Region annotation listing

++++

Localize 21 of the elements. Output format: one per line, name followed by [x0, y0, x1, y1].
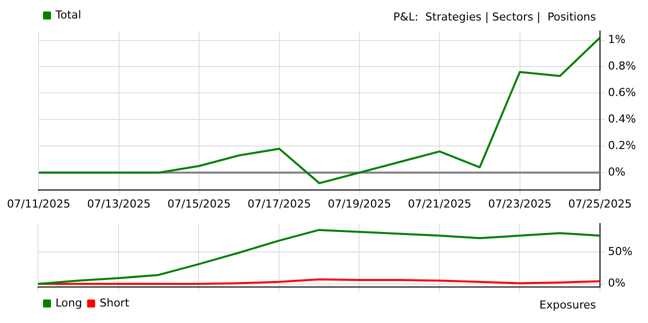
x-tick-label: 07/17/2025: [248, 197, 311, 210]
y-tick-label: 0.6%: [608, 86, 636, 100]
y-tick-label: 0.2%: [608, 138, 636, 152]
x-tick-label: 07/21/2025: [408, 197, 472, 210]
text: Exposures: [539, 298, 596, 312]
y-tick-label: 0.4%: [608, 112, 636, 126]
x-tick-label: 07/11/2025: [6, 197, 70, 210]
x-tick-label: 07/19/2025: [328, 197, 392, 210]
x-tick-label: 07/13/2025: [87, 197, 151, 210]
x-tick-label: 07/23/2025: [488, 197, 552, 210]
x-tick-label: 07/25/2025: [568, 197, 632, 210]
y-tick-label: 0%: [608, 276, 626, 290]
y-tick-label: 0%: [608, 165, 626, 178]
legend-label: Long: [56, 296, 82, 310]
text: P&L: Strategies | Sectors | Positions: [393, 10, 596, 24]
y-tick-label: 50%: [608, 244, 632, 258]
y-tick-label: 1%: [608, 33, 626, 46]
legend-label: Total: [54, 8, 82, 22]
x-tick-label: 07/15/2025: [167, 197, 231, 210]
y-tick-label: 0.8%: [608, 60, 636, 73]
legend-label: Short: [100, 296, 130, 310]
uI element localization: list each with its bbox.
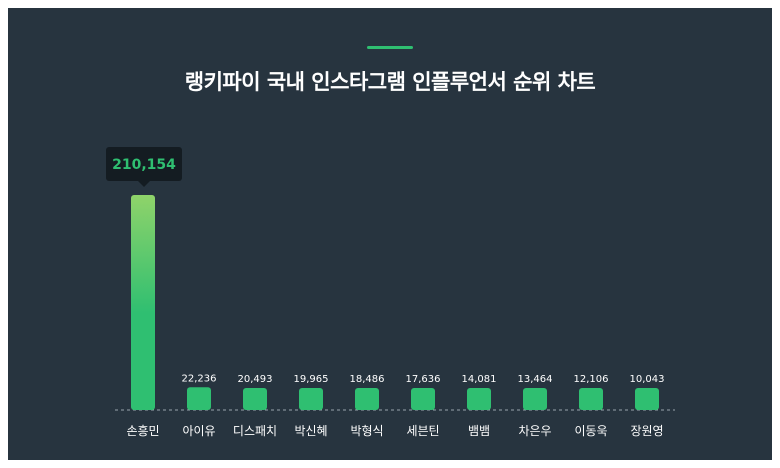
category-label: 세븐틴 xyxy=(406,424,439,438)
value-tooltip: 210,154 xyxy=(106,147,182,187)
bar-value-label: 20,493 xyxy=(238,374,273,385)
tooltip-pointer xyxy=(138,181,150,187)
bar-value-label: 13,464 xyxy=(518,374,553,385)
bar-10[interactable] xyxy=(635,388,659,410)
bar-6[interactable] xyxy=(411,388,435,410)
category-label: 이동욱 xyxy=(574,424,607,438)
bar-value-label: 22,236 xyxy=(182,373,217,384)
bar-value-label: 12,106 xyxy=(574,374,609,385)
bar-4[interactable] xyxy=(299,388,323,410)
bar-value-label: 10,043 xyxy=(630,374,665,385)
category-label: 차은우 xyxy=(518,424,551,438)
bar-value-label: 19,965 xyxy=(294,374,329,385)
bar-value-label: 14,081 xyxy=(462,374,497,385)
title-accent-line xyxy=(367,46,413,49)
category-label: 박형식 xyxy=(350,424,383,438)
tooltip-box xyxy=(106,147,182,181)
tooltip-value: 210,154 xyxy=(112,157,176,173)
bar-value-label: 18,486 xyxy=(350,374,385,385)
bar-9[interactable] xyxy=(579,388,603,410)
category-label: 박신혜 xyxy=(294,424,327,438)
bar-8[interactable] xyxy=(523,388,547,410)
category-label: 디스패치 xyxy=(233,424,277,438)
bar-3[interactable] xyxy=(243,388,267,410)
bar-2[interactable] xyxy=(187,387,211,410)
category-label: 장원영 xyxy=(630,424,663,438)
bar-5[interactable] xyxy=(355,388,379,410)
category-label: 아이유 xyxy=(182,424,215,438)
bar-7[interactable] xyxy=(467,388,491,410)
bar-1[interactable] xyxy=(131,195,155,410)
category-label: 뱀뱀 xyxy=(468,424,490,438)
bar-value-label: 17,636 xyxy=(406,374,441,385)
chart-title: 랭키파이 국내 인스타그램 인플루언서 순위 차트 xyxy=(184,70,596,94)
category-label: 손흥민 xyxy=(126,424,159,438)
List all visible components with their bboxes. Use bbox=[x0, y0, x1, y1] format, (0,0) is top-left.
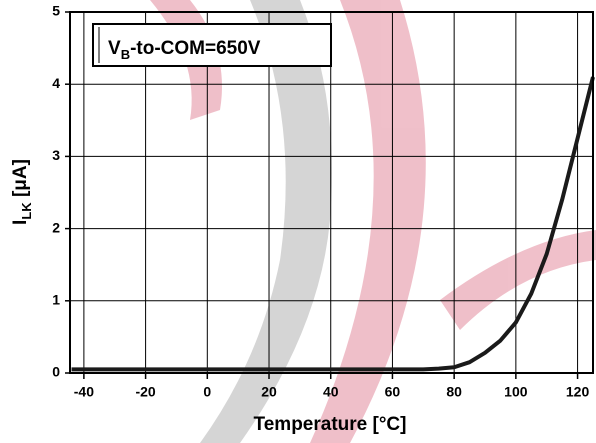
plot-frame bbox=[69, 11, 594, 374]
annotation-main: V bbox=[108, 38, 121, 59]
x-tick-label: 80 bbox=[446, 384, 462, 400]
y-label-rest: [μA] bbox=[10, 159, 31, 202]
y-label-main: I bbox=[10, 220, 31, 225]
y-tick-label: 1 bbox=[52, 292, 60, 308]
x-tick-label: -40 bbox=[74, 384, 94, 400]
y-tick-label: 4 bbox=[52, 75, 60, 91]
annotation-rest: -to-COM=650V bbox=[130, 38, 261, 59]
annotation: VB-to-COM=650V bbox=[108, 38, 261, 62]
x-tick-label: -20 bbox=[135, 384, 155, 400]
data-line bbox=[71, 76, 595, 372]
x-tick-label: 40 bbox=[323, 384, 339, 400]
annotation-sub: B bbox=[121, 47, 130, 62]
x-tick-label: 120 bbox=[566, 384, 590, 400]
annotation-box bbox=[92, 23, 332, 67]
y-tick-label: 3 bbox=[52, 147, 60, 163]
x-tick-label: 100 bbox=[504, 384, 528, 400]
y-axis-label: ILK [μA] bbox=[10, 159, 34, 225]
y-label-sub: LK bbox=[19, 202, 34, 220]
x-tick-label: 60 bbox=[385, 384, 401, 400]
y-tick-label: 5 bbox=[52, 3, 60, 19]
y-tick-label: 2 bbox=[52, 219, 60, 235]
x-tick-label: 20 bbox=[261, 384, 277, 400]
y-tick-label: 0 bbox=[52, 364, 60, 380]
x-tick-label: 0 bbox=[203, 384, 211, 400]
x-axis-label: Temperature [°C] bbox=[254, 414, 407, 435]
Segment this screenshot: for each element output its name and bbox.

++++

Identify every line in the listing above that contains the string "tooltip", matching case, and copy each of those lines.

Task solution:
value-tooltip: 210,154 xyxy=(106,147,182,187)
tooltip-pointer xyxy=(138,181,150,187)
tooltip-box xyxy=(106,147,182,181)
tooltip-value: 210,154 xyxy=(112,157,176,173)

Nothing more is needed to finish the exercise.